▸ MATERIALS PROVIDED
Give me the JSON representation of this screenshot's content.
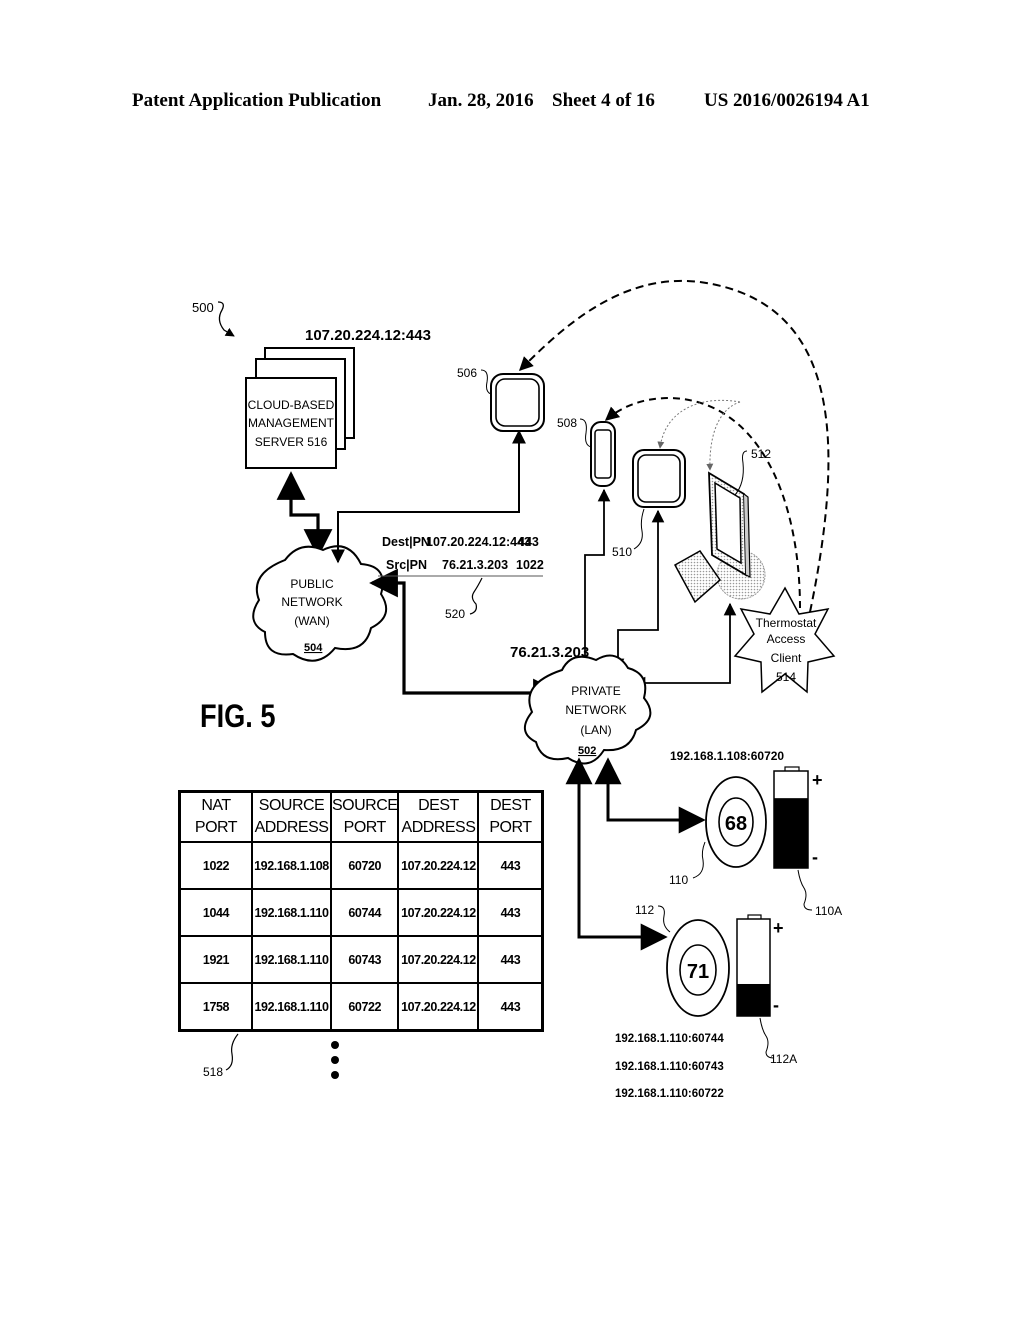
{
  "header": {
    "publication": "Patent Application Publication",
    "date": "Jan. 28, 2016",
    "sheet": "Sheet 4 of 16",
    "number": "US 2016/0026194 A1"
  },
  "figure": {
    "label": "FIG. 5",
    "ref_system": "500"
  },
  "server": {
    "address": "107.20.224.12:443",
    "lines": [
      "CLOUD-BASED",
      "MANAGEMENT",
      "SERVER 516"
    ]
  },
  "public_network": {
    "lines": [
      "PUBLIC",
      "NETWORK",
      "(WAN)"
    ],
    "ref": "504"
  },
  "private_network": {
    "address": "76.21.3.203",
    "lines": [
      "PRIVATE",
      "NETWORK",
      "(LAN)"
    ],
    "ref": "502"
  },
  "packet": {
    "dest_label": "Dest|PN",
    "dest_address": "107.20.224.12:443",
    "dest_port": "443",
    "src_label": "Src|PN",
    "src_address": "76.21.3.203",
    "src_port": "1022",
    "ref": "520"
  },
  "devices": {
    "ref_506": "506",
    "ref_508": "508",
    "ref_510": "510",
    "ref_512": "512"
  },
  "access_client": {
    "lines": [
      "Thermostat",
      "Access",
      "Client",
      "514"
    ]
  },
  "thermostats": [
    {
      "ref": "110",
      "temperature": "68",
      "address": "192.168.1.108:60720",
      "battery_ref": "110A",
      "battery_level": 0.72
    },
    {
      "ref": "112",
      "temperature": "71",
      "address_lines": [
        "192.168.1.110:60744",
        "192.168.1.110:60743",
        "192.168.1.110:60722"
      ],
      "battery_ref": "112A",
      "battery_level": 0.33
    }
  ],
  "battery_symbols": {
    "plus": "+",
    "minus": "-"
  },
  "nat_table": {
    "ref": "518",
    "columns": [
      [
        "NAT",
        "PORT"
      ],
      [
        "SOURCE",
        "ADDRESS"
      ],
      [
        "SOURCE",
        "PORT"
      ],
      [
        "DEST",
        "ADDRESS"
      ],
      [
        "DEST",
        "PORT"
      ]
    ],
    "rows": [
      [
        "1022",
        "192.168.1.108",
        "60720",
        "107.20.224.12",
        "443"
      ],
      [
        "1044",
        "192.168.1.110",
        "60744",
        "107.20.224.12",
        "443"
      ],
      [
        "1921",
        "192.168.1.110",
        "60743",
        "107.20.224.12",
        "443"
      ],
      [
        "1758",
        "192.168.1.110",
        "60722",
        "107.20.224.12",
        "443"
      ]
    ],
    "continuation": "⋮"
  }
}
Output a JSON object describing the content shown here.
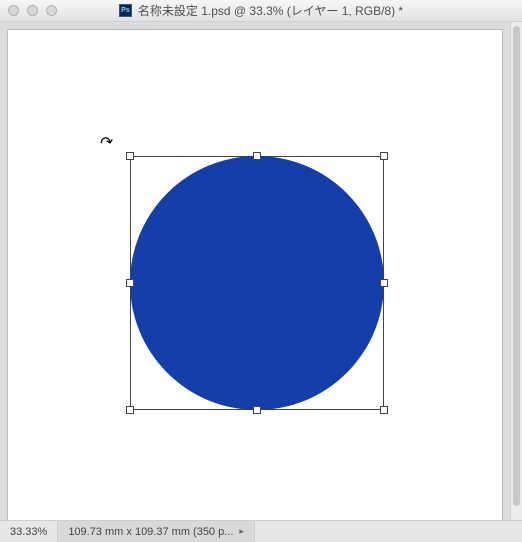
{
  "app_badge": "Ps",
  "title": "名称未設定 1.psd @ 33.3% (レイヤー 1, RGB/8) *",
  "status": {
    "zoom": "33.33%",
    "doc": "109.73 mm x 109.37 mm (350 p...",
    "chevron": "▸"
  },
  "colors": {
    "shape_fill": "#143ea8"
  }
}
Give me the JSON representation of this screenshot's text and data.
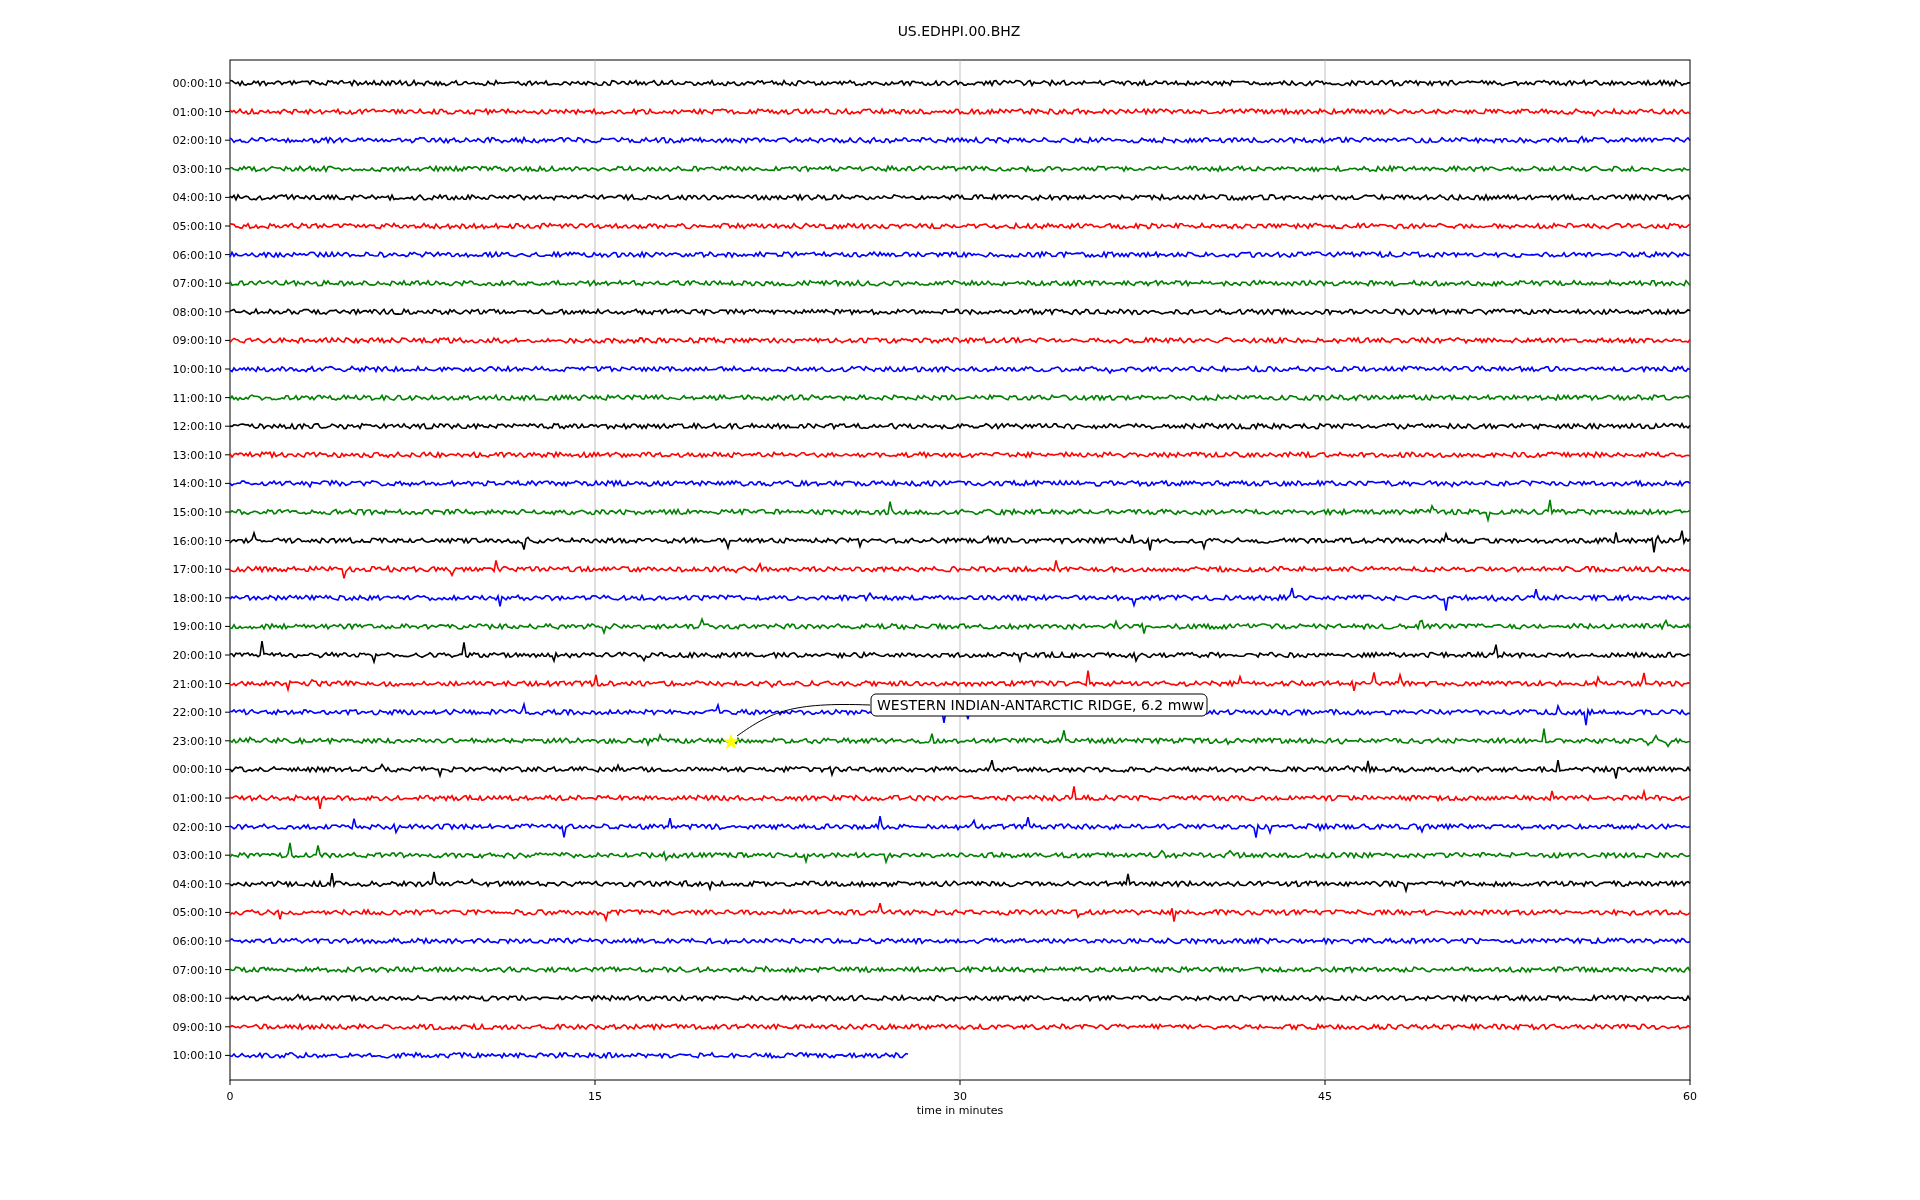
{
  "title": "US.EDHPI.00.BHZ",
  "traces": [
    {
      "label": "00:00:10",
      "color": "#000000",
      "level": 1
    },
    {
      "label": "01:00:10",
      "color": "#ff0000",
      "level": 1
    },
    {
      "label": "02:00:10",
      "color": "#0000ff",
      "level": 1
    },
    {
      "label": "03:00:10",
      "color": "#008000",
      "level": 1
    },
    {
      "label": "04:00:10",
      "color": "#000000",
      "level": 1
    },
    {
      "label": "05:00:10",
      "color": "#ff0000",
      "level": 1
    },
    {
      "label": "06:00:10",
      "color": "#0000ff",
      "level": 1
    },
    {
      "label": "07:00:10",
      "color": "#008000",
      "level": 1
    },
    {
      "label": "08:00:10",
      "color": "#000000",
      "level": 1
    },
    {
      "label": "09:00:10",
      "color": "#ff0000",
      "level": 1
    },
    {
      "label": "10:00:10",
      "color": "#0000ff",
      "level": 1
    },
    {
      "label": "11:00:10",
      "color": "#008000",
      "level": 1
    },
    {
      "label": "12:00:10",
      "color": "#000000",
      "level": 1
    },
    {
      "label": "13:00:10",
      "color": "#ff0000",
      "level": 1
    },
    {
      "label": "14:00:10",
      "color": "#0000ff",
      "level": 1
    },
    {
      "label": "15:00:10",
      "color": "#008000",
      "level": 1
    },
    {
      "label": "16:00:10",
      "color": "#000000",
      "level": 1
    },
    {
      "label": "17:00:10",
      "color": "#ff0000",
      "level": 1
    },
    {
      "label": "18:00:10",
      "color": "#0000ff",
      "level": 1
    },
    {
      "label": "19:00:10",
      "color": "#008000",
      "level": 1
    },
    {
      "label": "20:00:10",
      "color": "#000000",
      "level": 1
    },
    {
      "label": "21:00:10",
      "color": "#ff0000",
      "level": 1
    },
    {
      "label": "22:00:10",
      "color": "#0000ff",
      "level": 1
    },
    {
      "label": "23:00:10",
      "color": "#008000",
      "level": 1
    },
    {
      "label": "00:00:10",
      "color": "#000000",
      "level": 1
    },
    {
      "label": "01:00:10",
      "color": "#ff0000",
      "level": 1
    },
    {
      "label": "02:00:10",
      "color": "#0000ff",
      "level": 1
    },
    {
      "label": "03:00:10",
      "color": "#008000",
      "level": 1
    },
    {
      "label": "04:00:10",
      "color": "#000000",
      "level": 1
    },
    {
      "label": "05:00:10",
      "color": "#ff0000",
      "level": 1
    },
    {
      "label": "06:00:10",
      "color": "#0000ff",
      "level": 1
    },
    {
      "label": "07:00:10",
      "color": "#008000",
      "level": 1
    },
    {
      "label": "08:00:10",
      "color": "#000000",
      "level": 1
    },
    {
      "label": "09:00:10",
      "color": "#ff0000",
      "level": 1
    },
    {
      "label": "10:00:10",
      "color": "#0000ff",
      "level": 0.465
    }
  ],
  "x_axis": {
    "ticks": [
      "0",
      "15",
      "30",
      "45",
      "60"
    ],
    "label": "time in minutes"
  },
  "annotation": {
    "text": "WESTERN INDIAN-ANTARCTIC RIDGE, 6.2 mww"
  }
}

▸ OBJECTIVE
Reproduce every entry word for word, but skip any pictures.

▸ TASK ANSWER
Give me the JSON representation of this screenshot's content.
{
  "header": {
    "publication": "Patent Application Publication",
    "date": "Jan. 28, 2016",
    "sheet": "Sheet 4 of 16",
    "number": "US 2016/0026194 A1"
  },
  "figure": {
    "label": "FIG. 5",
    "ref_system": "500"
  },
  "server": {
    "address": "107.20.224.12:443",
    "lines": [
      "CLOUD-BASED",
      "MANAGEMENT",
      "SERVER 516"
    ]
  },
  "public_network": {
    "lines": [
      "PUBLIC",
      "NETWORK",
      "(WAN)"
    ],
    "ref": "504"
  },
  "private_network": {
    "address": "76.21.3.203",
    "lines": [
      "PRIVATE",
      "NETWORK",
      "(LAN)"
    ],
    "ref": "502"
  },
  "packet": {
    "dest_label": "Dest|PN",
    "dest_address": "107.20.224.12:443",
    "dest_port": "443",
    "src_label": "Src|PN",
    "src_address": "76.21.3.203",
    "src_port": "1022",
    "ref": "520"
  },
  "devices": {
    "ref_506": "506",
    "ref_508": "508",
    "ref_510": "510",
    "ref_512": "512"
  },
  "access_client": {
    "lines": [
      "Thermostat",
      "Access",
      "Client",
      "514"
    ]
  },
  "thermostats": [
    {
      "ref": "110",
      "temperature": "68",
      "address": "192.168.1.108:60720",
      "battery_ref": "110A",
      "battery_level": 0.72
    },
    {
      "ref": "112",
      "temperature": "71",
      "address_lines": [
        "192.168.1.110:60744",
        "192.168.1.110:60743",
        "192.168.1.110:60722"
      ],
      "battery_ref": "112A",
      "battery_level": 0.33
    }
  ],
  "battery_symbols": {
    "plus": "+",
    "minus": "-"
  },
  "nat_table": {
    "ref": "518",
    "columns": [
      [
        "NAT",
        "PORT"
      ],
      [
        "SOURCE",
        "ADDRESS"
      ],
      [
        "SOURCE",
        "PORT"
      ],
      [
        "DEST",
        "ADDRESS"
      ],
      [
        "DEST",
        "PORT"
      ]
    ],
    "rows": [
      [
        "1022",
        "192.168.1.108",
        "60720",
        "107.20.224.12",
        "443"
      ],
      [
        "1044",
        "192.168.1.110",
        "60744",
        "107.20.224.12",
        "443"
      ],
      [
        "1921",
        "192.168.1.110",
        "60743",
        "107.20.224.12",
        "443"
      ],
      [
        "1758",
        "192.168.1.110",
        "60722",
        "107.20.224.12",
        "443"
      ]
    ],
    "continuation": "⋮"
  }
}
Output a JSON object describing the content shown here.
{
  "app_badge": "Ps",
  "title": "名称未設定 1.psd @ 33.3% (レイヤー 1, RGB/8) *",
  "status": {
    "zoom": "33.33%",
    "doc": "109.73 mm x 109.37 mm (350 p...",
    "chevron": "▸"
  },
  "colors": {
    "shape_fill": "#143ea8"
  }
}
Give me the JSON representation of this screenshot's text and data.
{
  "title": "US.EDHPI.00.BHZ",
  "traces": [
    {
      "label": "00:00:10",
      "color": "#000000",
      "level": 1
    },
    {
      "label": "01:00:10",
      "color": "#ff0000",
      "level": 1
    },
    {
      "label": "02:00:10",
      "color": "#0000ff",
      "level": 1
    },
    {
      "label": "03:00:10",
      "color": "#008000",
      "level": 1
    },
    {
      "label": "04:00:10",
      "color": "#000000",
      "level": 1
    },
    {
      "label": "05:00:10",
      "color": "#ff0000",
      "level": 1
    },
    {
      "label": "06:00:10",
      "color": "#0000ff",
      "level": 1
    },
    {
      "label": "07:00:10",
      "color": "#008000",
      "level": 1
    },
    {
      "label": "08:00:10",
      "color": "#000000",
      "level": 1
    },
    {
      "label": "09:00:10",
      "color": "#ff0000",
      "level": 1
    },
    {
      "label": "10:00:10",
      "color": "#0000ff",
      "level": 1
    },
    {
      "label": "11:00:10",
      "color": "#008000",
      "level": 1
    },
    {
      "label": "12:00:10",
      "color": "#000000",
      "level": 1
    },
    {
      "label": "13:00:10",
      "color": "#ff0000",
      "level": 1
    },
    {
      "label": "14:00:10",
      "color": "#0000ff",
      "level": 1
    },
    {
      "label": "15:00:10",
      "color": "#008000",
      "level": 1
    },
    {
      "label": "16:00:10",
      "color": "#000000",
      "level": 1
    },
    {
      "label": "17:00:10",
      "color": "#ff0000",
      "level": 1
    },
    {
      "label": "18:00:10",
      "color": "#0000ff",
      "level": 1
    },
    {
      "label": "19:00:10",
      "color": "#008000",
      "level": 1
    },
    {
      "label": "20:00:10",
      "color": "#000000",
      "level": 1
    },
    {
      "label": "21:00:10",
      "color": "#ff0000",
      "level": 1
    },
    {
      "label": "22:00:10",
      "color": "#0000ff",
      "level": 1
    },
    {
      "label": "23:00:10",
      "color": "#008000",
      "level": 1
    },
    {
      "label": "00:00:10",
      "color": "#000000",
      "level": 1
    },
    {
      "label": "01:00:10",
      "color": "#ff0000",
      "level": 1
    },
    {
      "label": "02:00:10",
      "color": "#0000ff",
      "level": 1
    },
    {
      "label": "03:00:10",
      "color": "#008000",
      "level": 1
    },
    {
      "label": "04:00:10",
      "color": "#000000",
      "level": 1
    },
    {
      "label": "05:00:10",
      "color": "#ff0000",
      "level": 1
    },
    {
      "label": "06:00:10",
      "color": "#0000ff",
      "level": 1
    },
    {
      "label": "07:00:10",
      "color": "#008000",
      "level": 1
    },
    {
      "label": "08:00:10",
      "color": "#000000",
      "level": 1
    },
    {
      "label": "09:00:10",
      "color": "#ff0000",
      "level": 1
    },
    {
      "label": "10:00:10",
      "color": "#0000ff",
      "level": 0.465
    }
  ],
  "x_axis": {
    "ticks": [
      "0",
      "15",
      "30",
      "45",
      "60"
    ],
    "label": "time in minutes"
  },
  "annotation": {
    "text": "WESTERN INDIAN-ANTARCTIC RIDGE, 6.2 mww"
  }
}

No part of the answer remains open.